§ **PROBLEM DETAILS**:
Set every record down verbatim and omit the pictures.

§ **DATASET RECORDS**:
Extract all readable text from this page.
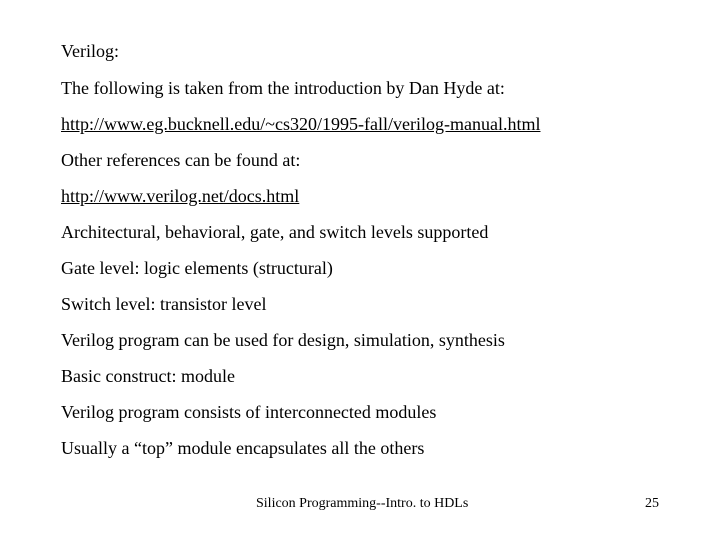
Verilog:
The following is taken from the introduction by Dan Hyde at:
http://www.eg.bucknell.edu/~cs320/1995-fall/verilog-manual.html
Other references can be found at:
http://www.verilog.net/docs.html
Architectural, behavioral, gate, and switch levels supported
Gate level: logic elements (structural)
Switch level: transistor level
Verilog program can be used for design, simulation, synthesis
Basic construct: module
Verilog program consists of interconnected modules
Usually a “top” module encapsulates all the others
Silicon Programming--Intro. to HDLs	25
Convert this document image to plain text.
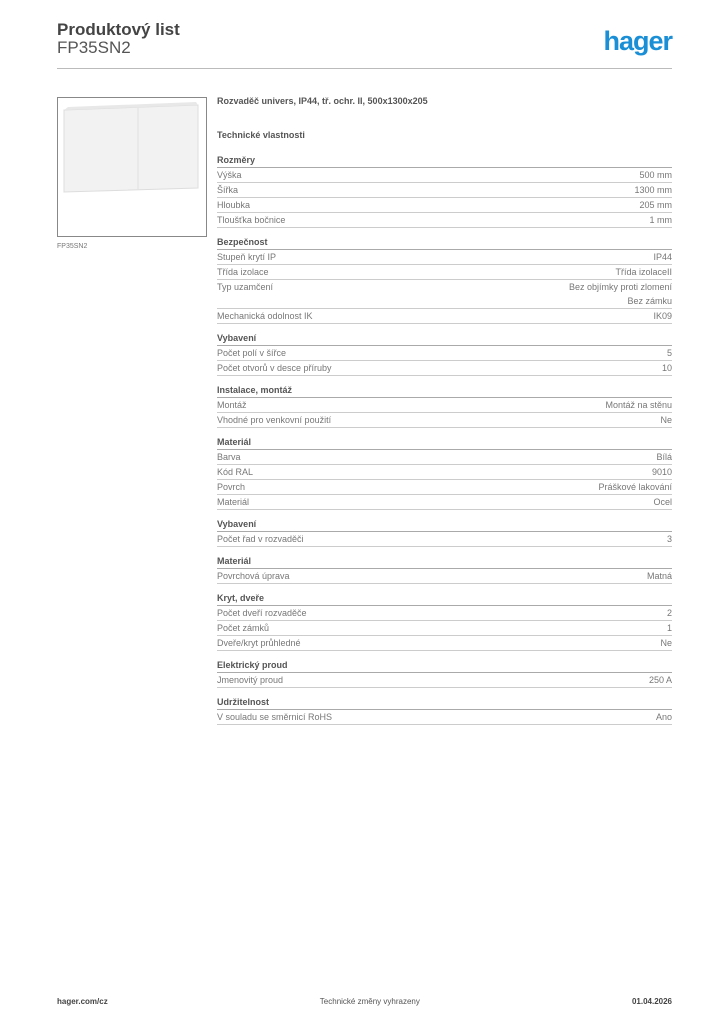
Produktový list
FP35SN2	hager
FP35SN2
Rozvaděč univers, IP44, tř. ochr. II, 500x1300x205
Technické vlastnosti
Rozměry
Výška	500 mm
Šířka	1300 mm
Hloubka	205 mm
Tloušťka bočnice	1 mm
Bezpečnost
Stupeň krytí IP	IP44
Třída izolace	Třída izolaceII
Typ uzamčení	Bez objímky proti zlomení
Bez zámku
Mechanická odolnost IK	IK09
Vybavení
Počet polí v šířce	5
Počet otvorů v desce příruby	10
Instalace, montáž
Montáž	Montáž na stěnu
Vhodné pro venkovní použití	Ne
Materiál
Barva	Bílá
Kód RAL	9010
Povrch	Práškové lakování
Materiál	Ocel
Vybavení
Počet řad v rozvaděči	3
Materiál
Povrchová úprava	Matná
Kryt, dveře
Počet dveří rozvaděče	2
Počet zámků	1
Dveře/kryt průhledné	Ne
Elektrický proud
Jmenovitý proud	250 A
Udržitelnost
V souladu se směrnicí RoHS	Ano
hager.com/cz	Technické změny vyhrazeny	01.04.2026
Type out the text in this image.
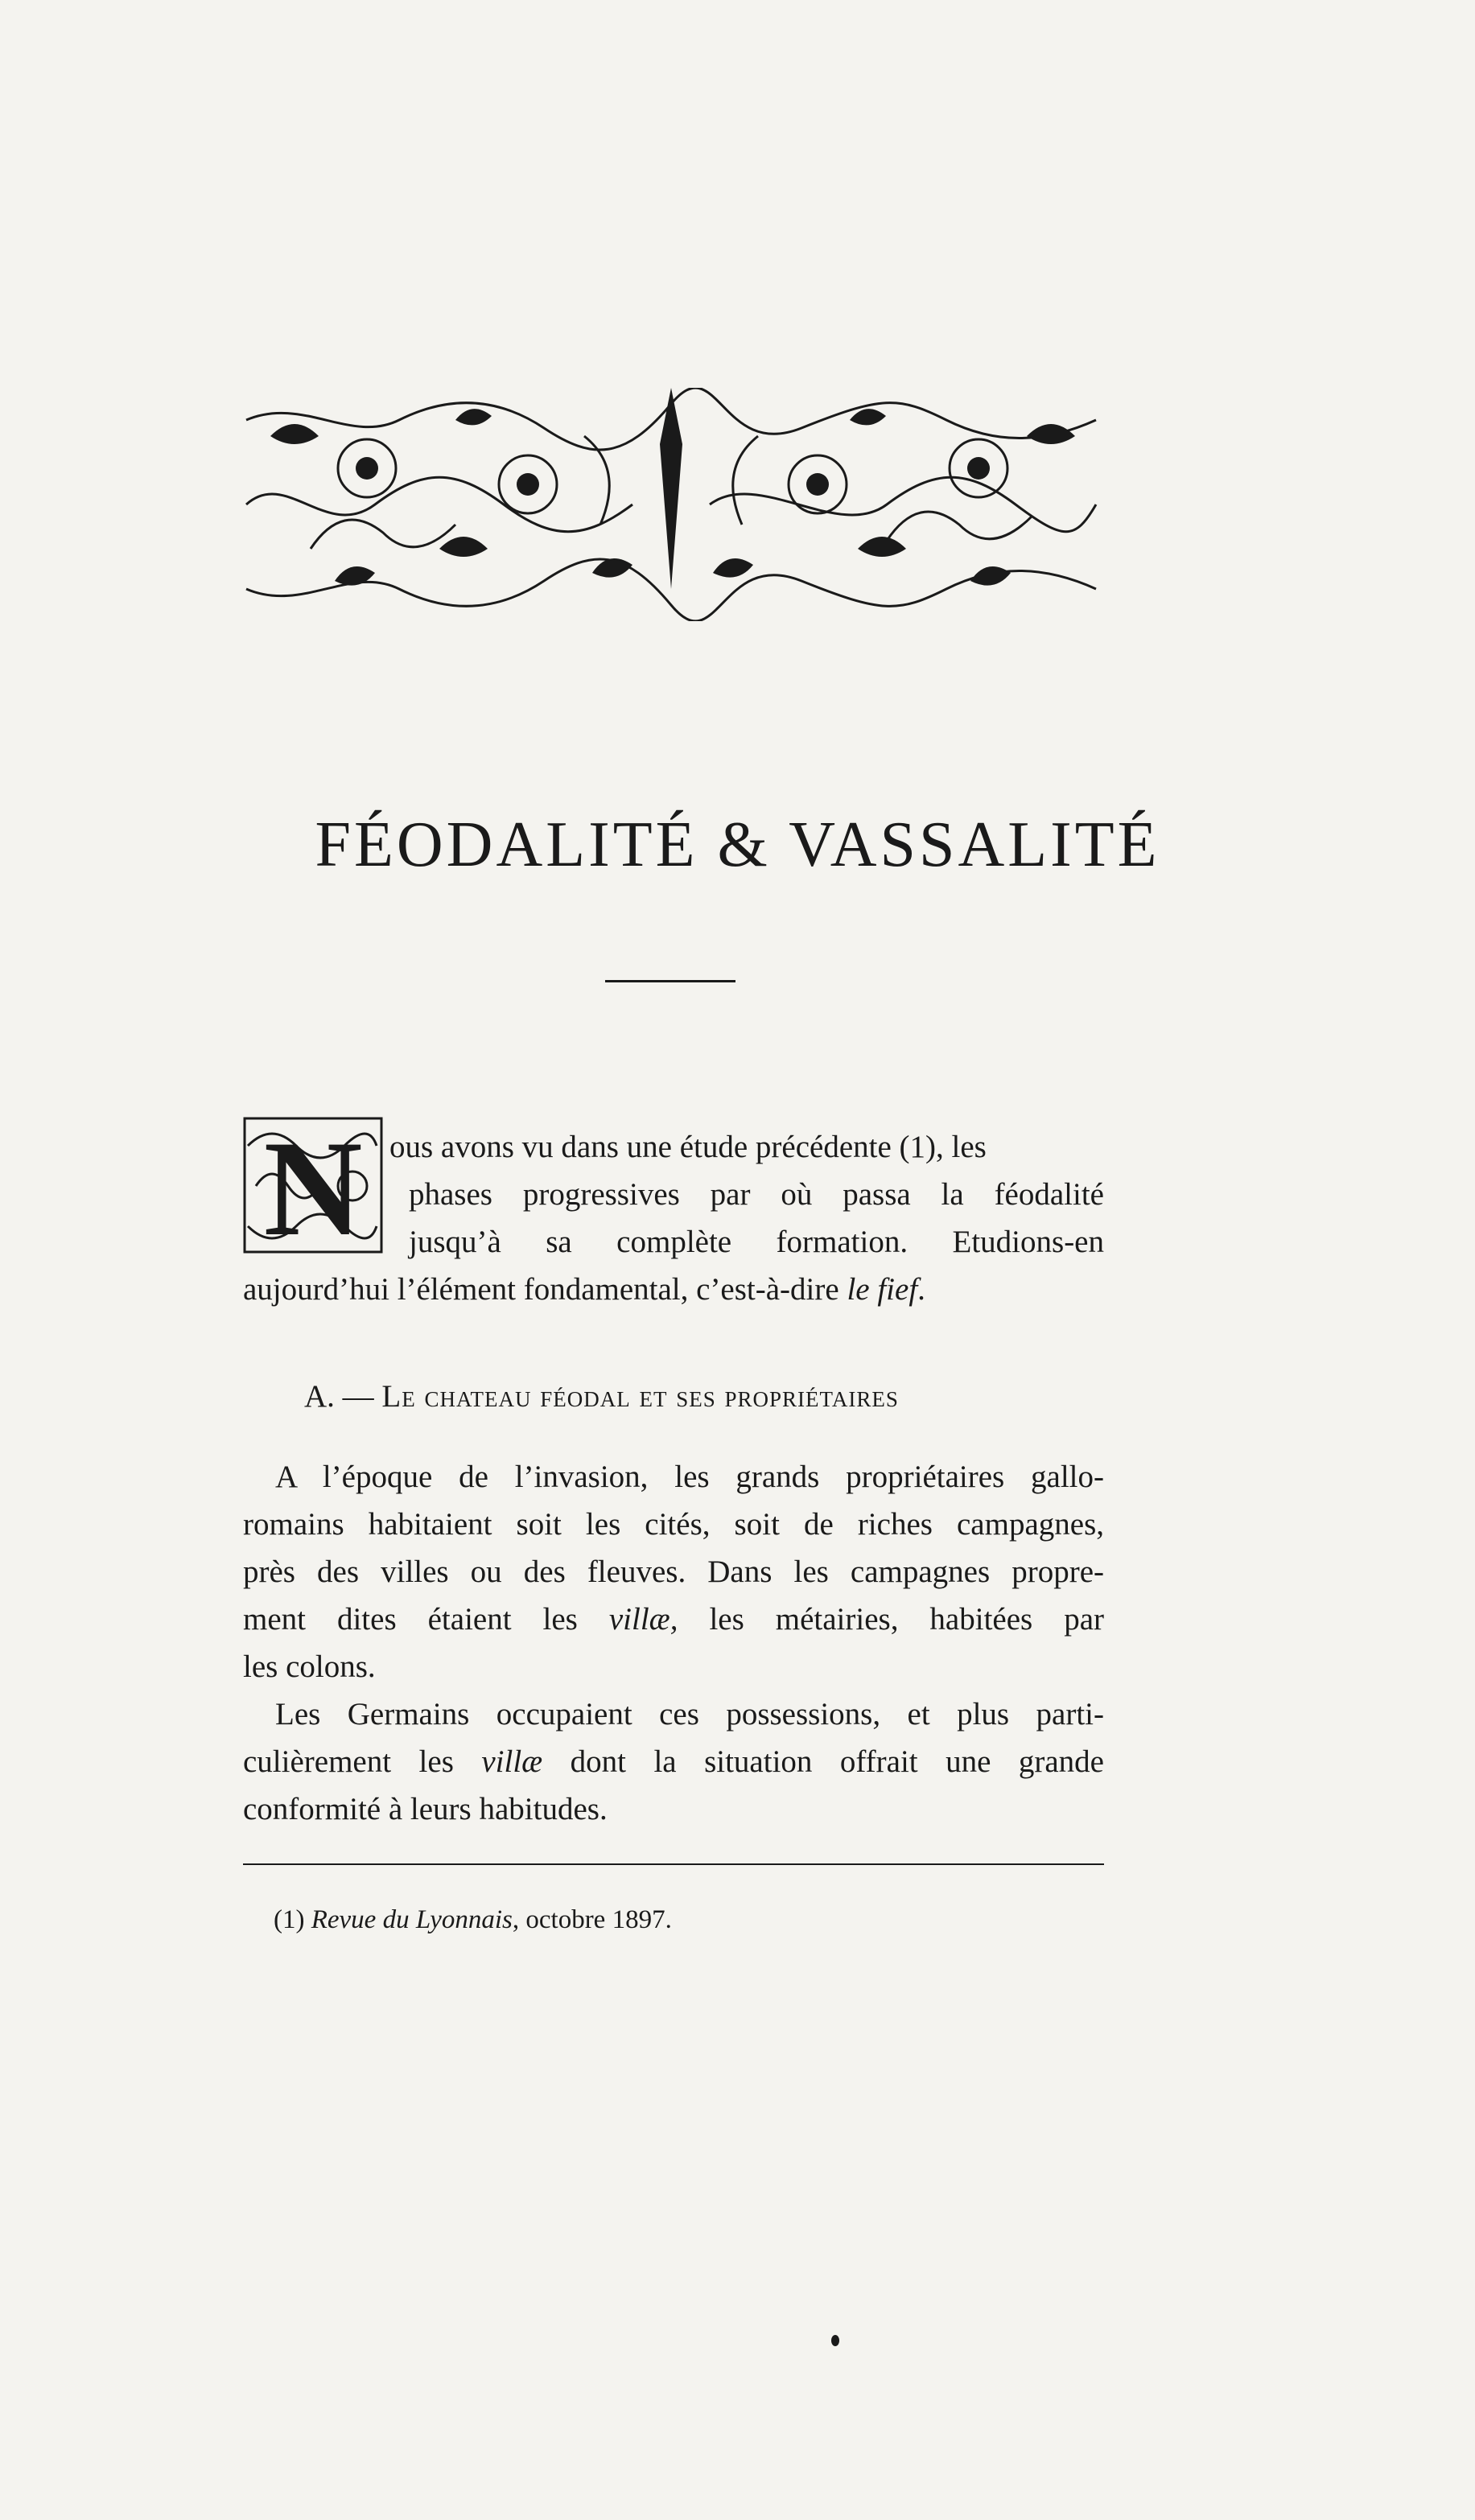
FÉODALITÉ & VASSALITÉ
N ous avons vu dans une étude précédente (1), les
phases progressives par où passa la féodalité
jusqu’à sa complète formation. Etudions-en
aujourd’hui l’élément fondamental, c’est-à-dire le fief.
A. — Le chateau féodal et ses propriétaires

A l’époque de l’invasion, les grands propriétaires gallo-
romains habitaient soit les cités, soit de riches campagnes,
près des villes ou des fleuves. Dans les campagnes propre-
ment dites étaient les villæ, les métairies, habitées par
les colons.

Les Germains occupaient ces possessions, et plus parti-
culièrement les villæ dont la situation offrait une grande
conformité à leurs habitudes.

(1) Revue du Lyonnais, octobre 1897.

§ **REPLY**:
Extract all readable text from this page.
Verilog:
The following is taken from the introduction by Dan Hyde at:
http://www.eg.bucknell.edu/~cs320/1995-fall/verilog-manual.html
Other references can be found at:
http://www.verilog.net/docs.html
Architectural, behavioral, gate, and switch levels supported
Gate level: logic elements (structural)
Switch level: transistor level
Verilog program can be used for design, simulation, synthesis
Basic construct: module
Verilog program consists of interconnected modules
Usually a “top” module encapsulates all the others
Silicon Programming--Intro. to HDLs	25
Convert this document image to plain text.
Produktový list
FP35SN2	hager
FP35SN2
Rozvaděč univers, IP44, tř. ochr. II, 500x1300x205
Technické vlastnosti
Rozměry
Výška	500 mm
Šířka	1300 mm
Hloubka	205 mm
Tloušťka bočnice	1 mm
Bezpečnost
Stupeň krytí IP	IP44
Třída izolace	Třída izolaceII
Typ uzamčení	Bez objímky proti zlomení
Bez zámku
Mechanická odolnost IK	IK09
Vybavení
Počet polí v šířce	5
Počet otvorů v desce příruby	10
Instalace, montáž
Montáž	Montáž na stěnu
Vhodné pro venkovní použití	Ne
Materiál
Barva	Bílá
Kód RAL	9010
Povrch	Práškové lakování
Materiál	Ocel
Vybavení
Počet řad v rozvaděči	3
Materiál
Povrchová úprava	Matná
Kryt, dveře
Počet dveří rozvaděče	2
Počet zámků	1
Dveře/kryt průhledné	Ne
Elektrický proud
Jmenovitý proud	250 A
Udržitelnost
V souladu se směrnicí RoHS	Ano
hager.com/cz	Technické změny vyhrazeny	01.04.2026
Type out the text in this image.
FÉODALITÉ & VASSALITÉ
N ous avons vu dans une étude précédente (1), les
phases progressives par où passa la féodalité
jusqu’à sa complète formation. Etudions-en
aujourd’hui l’élément fondamental, c’est-à-dire le fief.
A. — Le chateau féodal et ses propriétaires

A l’époque de l’invasion, les grands propriétaires gallo-
romains habitaient soit les cités, soit de riches campagnes,
près des villes ou des fleuves. Dans les campagnes propre-
ment dites étaient les villæ, les métairies, habitées par
les colons.

Les Germains occupaient ces possessions, et plus parti-
culièrement les villæ dont la situation offrait une grande
conformité à leurs habitudes.

(1) Revue du Lyonnais, octobre 1897.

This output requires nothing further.